■ **PROMPT**: Repeat the lines that follow, leaving nothing out.

■ **RECORDS SHOWN**:
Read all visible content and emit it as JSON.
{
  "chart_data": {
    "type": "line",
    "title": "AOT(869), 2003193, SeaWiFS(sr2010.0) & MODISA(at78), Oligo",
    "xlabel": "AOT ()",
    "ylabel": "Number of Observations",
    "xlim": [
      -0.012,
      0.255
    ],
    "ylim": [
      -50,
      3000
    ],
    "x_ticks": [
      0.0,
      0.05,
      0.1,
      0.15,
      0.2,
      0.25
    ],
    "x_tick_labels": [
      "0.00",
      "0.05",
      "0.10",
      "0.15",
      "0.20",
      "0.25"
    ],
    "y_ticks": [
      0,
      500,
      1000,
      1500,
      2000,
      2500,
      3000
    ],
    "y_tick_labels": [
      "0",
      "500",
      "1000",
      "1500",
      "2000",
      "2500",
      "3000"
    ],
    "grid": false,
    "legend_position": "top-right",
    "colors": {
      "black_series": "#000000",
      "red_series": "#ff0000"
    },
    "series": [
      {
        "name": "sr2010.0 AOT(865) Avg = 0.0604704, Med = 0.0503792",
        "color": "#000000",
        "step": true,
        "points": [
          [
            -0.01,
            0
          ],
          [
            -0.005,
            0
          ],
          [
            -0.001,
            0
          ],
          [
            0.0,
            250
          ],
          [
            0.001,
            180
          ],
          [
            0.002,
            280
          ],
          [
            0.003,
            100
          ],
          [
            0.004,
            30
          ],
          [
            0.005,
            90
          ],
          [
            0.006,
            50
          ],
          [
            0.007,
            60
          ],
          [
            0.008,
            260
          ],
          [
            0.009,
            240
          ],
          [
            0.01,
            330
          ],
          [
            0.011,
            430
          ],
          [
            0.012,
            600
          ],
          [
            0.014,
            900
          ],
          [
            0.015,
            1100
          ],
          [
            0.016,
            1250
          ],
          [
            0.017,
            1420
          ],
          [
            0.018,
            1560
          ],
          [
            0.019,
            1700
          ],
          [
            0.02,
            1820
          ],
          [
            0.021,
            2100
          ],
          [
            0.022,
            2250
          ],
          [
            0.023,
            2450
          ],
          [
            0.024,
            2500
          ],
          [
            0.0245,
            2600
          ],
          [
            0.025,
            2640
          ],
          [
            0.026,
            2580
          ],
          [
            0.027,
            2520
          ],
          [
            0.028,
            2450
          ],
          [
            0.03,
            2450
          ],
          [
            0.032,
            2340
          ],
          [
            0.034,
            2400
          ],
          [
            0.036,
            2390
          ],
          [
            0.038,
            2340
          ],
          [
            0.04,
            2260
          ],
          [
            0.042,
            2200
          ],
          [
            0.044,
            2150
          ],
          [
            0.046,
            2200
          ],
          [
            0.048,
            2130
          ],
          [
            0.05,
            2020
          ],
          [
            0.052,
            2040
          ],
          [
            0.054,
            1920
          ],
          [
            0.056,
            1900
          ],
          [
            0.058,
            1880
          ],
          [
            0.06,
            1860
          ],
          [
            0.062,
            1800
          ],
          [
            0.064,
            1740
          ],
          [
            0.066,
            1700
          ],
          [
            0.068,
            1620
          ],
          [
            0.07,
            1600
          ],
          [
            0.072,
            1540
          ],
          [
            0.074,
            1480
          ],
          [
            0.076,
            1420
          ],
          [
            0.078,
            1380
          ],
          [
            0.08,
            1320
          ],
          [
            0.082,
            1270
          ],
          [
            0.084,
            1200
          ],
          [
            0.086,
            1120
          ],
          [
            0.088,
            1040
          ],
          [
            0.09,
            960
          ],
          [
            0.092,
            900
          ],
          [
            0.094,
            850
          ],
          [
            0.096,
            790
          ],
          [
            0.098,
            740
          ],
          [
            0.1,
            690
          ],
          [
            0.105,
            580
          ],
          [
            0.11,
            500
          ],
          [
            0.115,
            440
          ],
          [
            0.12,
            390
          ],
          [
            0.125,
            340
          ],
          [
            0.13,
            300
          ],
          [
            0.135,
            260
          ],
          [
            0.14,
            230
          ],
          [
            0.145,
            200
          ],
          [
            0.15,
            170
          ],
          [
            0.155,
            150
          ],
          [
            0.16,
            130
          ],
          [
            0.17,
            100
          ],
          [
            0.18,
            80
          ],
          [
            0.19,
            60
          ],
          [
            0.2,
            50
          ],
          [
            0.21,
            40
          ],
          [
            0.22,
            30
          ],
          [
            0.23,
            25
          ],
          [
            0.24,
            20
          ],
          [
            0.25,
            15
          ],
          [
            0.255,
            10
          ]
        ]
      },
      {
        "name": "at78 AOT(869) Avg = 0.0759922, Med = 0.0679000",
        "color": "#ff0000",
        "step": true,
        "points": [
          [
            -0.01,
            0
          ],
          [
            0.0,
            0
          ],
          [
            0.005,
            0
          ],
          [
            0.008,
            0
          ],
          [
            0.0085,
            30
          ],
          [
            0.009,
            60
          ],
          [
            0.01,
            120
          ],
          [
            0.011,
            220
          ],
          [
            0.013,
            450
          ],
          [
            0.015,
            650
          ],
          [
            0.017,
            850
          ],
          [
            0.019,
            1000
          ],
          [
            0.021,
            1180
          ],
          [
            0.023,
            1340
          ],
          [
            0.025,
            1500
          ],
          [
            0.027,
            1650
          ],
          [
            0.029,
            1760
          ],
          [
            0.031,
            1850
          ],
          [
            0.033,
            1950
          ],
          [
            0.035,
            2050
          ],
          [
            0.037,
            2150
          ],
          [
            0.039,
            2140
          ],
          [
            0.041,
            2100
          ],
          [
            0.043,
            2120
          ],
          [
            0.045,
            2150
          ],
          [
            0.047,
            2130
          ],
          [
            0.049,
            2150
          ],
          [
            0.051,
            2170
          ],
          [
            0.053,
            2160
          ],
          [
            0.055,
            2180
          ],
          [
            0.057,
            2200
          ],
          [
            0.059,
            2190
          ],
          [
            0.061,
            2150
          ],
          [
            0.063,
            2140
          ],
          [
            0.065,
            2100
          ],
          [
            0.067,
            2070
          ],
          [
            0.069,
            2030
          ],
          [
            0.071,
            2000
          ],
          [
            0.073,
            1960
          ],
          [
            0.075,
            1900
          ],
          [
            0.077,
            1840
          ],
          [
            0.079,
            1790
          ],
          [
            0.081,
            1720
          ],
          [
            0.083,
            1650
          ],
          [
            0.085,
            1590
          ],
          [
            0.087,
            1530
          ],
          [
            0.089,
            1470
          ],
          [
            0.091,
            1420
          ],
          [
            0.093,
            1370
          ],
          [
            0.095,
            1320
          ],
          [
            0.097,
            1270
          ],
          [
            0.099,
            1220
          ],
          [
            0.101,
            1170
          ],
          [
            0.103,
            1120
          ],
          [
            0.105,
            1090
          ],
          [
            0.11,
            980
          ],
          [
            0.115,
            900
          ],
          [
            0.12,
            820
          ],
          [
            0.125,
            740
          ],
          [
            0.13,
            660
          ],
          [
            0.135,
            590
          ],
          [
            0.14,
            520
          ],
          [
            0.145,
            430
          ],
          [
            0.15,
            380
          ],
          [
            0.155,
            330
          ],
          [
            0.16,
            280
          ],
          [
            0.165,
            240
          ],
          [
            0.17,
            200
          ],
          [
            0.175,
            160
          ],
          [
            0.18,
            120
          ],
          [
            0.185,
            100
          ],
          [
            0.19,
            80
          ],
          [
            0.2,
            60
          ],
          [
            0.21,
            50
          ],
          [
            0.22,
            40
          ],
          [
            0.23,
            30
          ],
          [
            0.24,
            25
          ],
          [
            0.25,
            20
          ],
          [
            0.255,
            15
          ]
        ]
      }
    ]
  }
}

■ **SOLUTION TO THIS TASK**:
Read all visible content and emit it as JSON.
{
  "chart_data": {
    "type": "line",
    "title": "AOT(869), 2003193, SeaWiFS(sr2010.0) & MODISA(at78), Oligo",
    "xlabel": "AOT ()",
    "ylabel": "Number of Observations",
    "xlim": [
      -0.012,
      0.255
    ],
    "ylim": [
      -50,
      3000
    ],
    "x_ticks": [
      0.0,
      0.05,
      0.1,
      0.15,
      0.2,
      0.25
    ],
    "x_tick_labels": [
      "0.00",
      "0.05",
      "0.10",
      "0.15",
      "0.20",
      "0.25"
    ],
    "y_ticks": [
      0,
      500,
      1000,
      1500,
      2000,
      2500,
      3000
    ],
    "y_tick_labels": [
      "0",
      "500",
      "1000",
      "1500",
      "2000",
      "2500",
      "3000"
    ],
    "grid": false,
    "legend_position": "top-right",
    "colors": {
      "black_series": "#000000",
      "red_series": "#ff0000"
    },
    "series": [
      {
        "name": "sr2010.0 AOT(865) Avg = 0.0604704, Med = 0.0503792",
        "color": "#000000",
        "step": true,
        "points": [
          [
            -0.01,
            0
          ],
          [
            -0.005,
            0
          ],
          [
            -0.001,
            0
          ],
          [
            0.0,
            250
          ],
          [
            0.001,
            180
          ],
          [
            0.002,
            280
          ],
          [
            0.003,
            100
          ],
          [
            0.004,
            30
          ],
          [
            0.005,
            90
          ],
          [
            0.006,
            50
          ],
          [
            0.007,
            60
          ],
          [
            0.008,
            260
          ],
          [
            0.009,
            240
          ],
          [
            0.01,
            330
          ],
          [
            0.011,
            430
          ],
          [
            0.012,
            600
          ],
          [
            0.014,
            900
          ],
          [
            0.015,
            1100
          ],
          [
            0.016,
            1250
          ],
          [
            0.017,
            1420
          ],
          [
            0.018,
            1560
          ],
          [
            0.019,
            1700
          ],
          [
            0.02,
            1820
          ],
          [
            0.021,
            2100
          ],
          [
            0.022,
            2250
          ],
          [
            0.023,
            2450
          ],
          [
            0.024,
            2500
          ],
          [
            0.0245,
            2600
          ],
          [
            0.025,
            2640
          ],
          [
            0.026,
            2580
          ],
          [
            0.027,
            2520
          ],
          [
            0.028,
            2450
          ],
          [
            0.03,
            2450
          ],
          [
            0.032,
            2340
          ],
          [
            0.034,
            2400
          ],
          [
            0.036,
            2390
          ],
          [
            0.038,
            2340
          ],
          [
            0.04,
            2260
          ],
          [
            0.042,
            2200
          ],
          [
            0.044,
            2150
          ],
          [
            0.046,
            2200
          ],
          [
            0.048,
            2130
          ],
          [
            0.05,
            2020
          ],
          [
            0.052,
            2040
          ],
          [
            0.054,
            1920
          ],
          [
            0.056,
            1900
          ],
          [
            0.058,
            1880
          ],
          [
            0.06,
            1860
          ],
          [
            0.062,
            1800
          ],
          [
            0.064,
            1740
          ],
          [
            0.066,
            1700
          ],
          [
            0.068,
            1620
          ],
          [
            0.07,
            1600
          ],
          [
            0.072,
            1540
          ],
          [
            0.074,
            1480
          ],
          [
            0.076,
            1420
          ],
          [
            0.078,
            1380
          ],
          [
            0.08,
            1320
          ],
          [
            0.082,
            1270
          ],
          [
            0.084,
            1200
          ],
          [
            0.086,
            1120
          ],
          [
            0.088,
            1040
          ],
          [
            0.09,
            960
          ],
          [
            0.092,
            900
          ],
          [
            0.094,
            850
          ],
          [
            0.096,
            790
          ],
          [
            0.098,
            740
          ],
          [
            0.1,
            690
          ],
          [
            0.105,
            580
          ],
          [
            0.11,
            500
          ],
          [
            0.115,
            440
          ],
          [
            0.12,
            390
          ],
          [
            0.125,
            340
          ],
          [
            0.13,
            300
          ],
          [
            0.135,
            260
          ],
          [
            0.14,
            230
          ],
          [
            0.145,
            200
          ],
          [
            0.15,
            170
          ],
          [
            0.155,
            150
          ],
          [
            0.16,
            130
          ],
          [
            0.17,
            100
          ],
          [
            0.18,
            80
          ],
          [
            0.19,
            60
          ],
          [
            0.2,
            50
          ],
          [
            0.21,
            40
          ],
          [
            0.22,
            30
          ],
          [
            0.23,
            25
          ],
          [
            0.24,
            20
          ],
          [
            0.25,
            15
          ],
          [
            0.255,
            10
          ]
        ]
      },
      {
        "name": "at78 AOT(869) Avg = 0.0759922, Med = 0.0679000",
        "color": "#ff0000",
        "step": true,
        "points": [
          [
            -0.01,
            0
          ],
          [
            0.0,
            0
          ],
          [
            0.005,
            0
          ],
          [
            0.008,
            0
          ],
          [
            0.0085,
            30
          ],
          [
            0.009,
            60
          ],
          [
            0.01,
            120
          ],
          [
            0.011,
            220
          ],
          [
            0.013,
            450
          ],
          [
            0.015,
            650
          ],
          [
            0.017,
            850
          ],
          [
            0.019,
            1000
          ],
          [
            0.021,
            1180
          ],
          [
            0.023,
            1340
          ],
          [
            0.025,
            1500
          ],
          [
            0.027,
            1650
          ],
          [
            0.029,
            1760
          ],
          [
            0.031,
            1850
          ],
          [
            0.033,
            1950
          ],
          [
            0.035,
            2050
          ],
          [
            0.037,
            2150
          ],
          [
            0.039,
            2140
          ],
          [
            0.041,
            2100
          ],
          [
            0.043,
            2120
          ],
          [
            0.045,
            2150
          ],
          [
            0.047,
            2130
          ],
          [
            0.049,
            2150
          ],
          [
            0.051,
            2170
          ],
          [
            0.053,
            2160
          ],
          [
            0.055,
            2180
          ],
          [
            0.057,
            2200
          ],
          [
            0.059,
            2190
          ],
          [
            0.061,
            2150
          ],
          [
            0.063,
            2140
          ],
          [
            0.065,
            2100
          ],
          [
            0.067,
            2070
          ],
          [
            0.069,
            2030
          ],
          [
            0.071,
            2000
          ],
          [
            0.073,
            1960
          ],
          [
            0.075,
            1900
          ],
          [
            0.077,
            1840
          ],
          [
            0.079,
            1790
          ],
          [
            0.081,
            1720
          ],
          [
            0.083,
            1650
          ],
          [
            0.085,
            1590
          ],
          [
            0.087,
            1530
          ],
          [
            0.089,
            1470
          ],
          [
            0.091,
            1420
          ],
          [
            0.093,
            1370
          ],
          [
            0.095,
            1320
          ],
          [
            0.097,
            1270
          ],
          [
            0.099,
            1220
          ],
          [
            0.101,
            1170
          ],
          [
            0.103,
            1120
          ],
          [
            0.105,
            1090
          ],
          [
            0.11,
            980
          ],
          [
            0.115,
            900
          ],
          [
            0.12,
            820
          ],
          [
            0.125,
            740
          ],
          [
            0.13,
            660
          ],
          [
            0.135,
            590
          ],
          [
            0.14,
            520
          ],
          [
            0.145,
            430
          ],
          [
            0.15,
            380
          ],
          [
            0.155,
            330
          ],
          [
            0.16,
            280
          ],
          [
            0.165,
            240
          ],
          [
            0.17,
            200
          ],
          [
            0.175,
            160
          ],
          [
            0.18,
            120
          ],
          [
            0.185,
            100
          ],
          [
            0.19,
            80
          ],
          [
            0.2,
            60
          ],
          [
            0.21,
            50
          ],
          [
            0.22,
            40
          ],
          [
            0.23,
            30
          ],
          [
            0.24,
            25
          ],
          [
            0.25,
            20
          ],
          [
            0.255,
            15
          ]
        ]
      }
    ]
  }
}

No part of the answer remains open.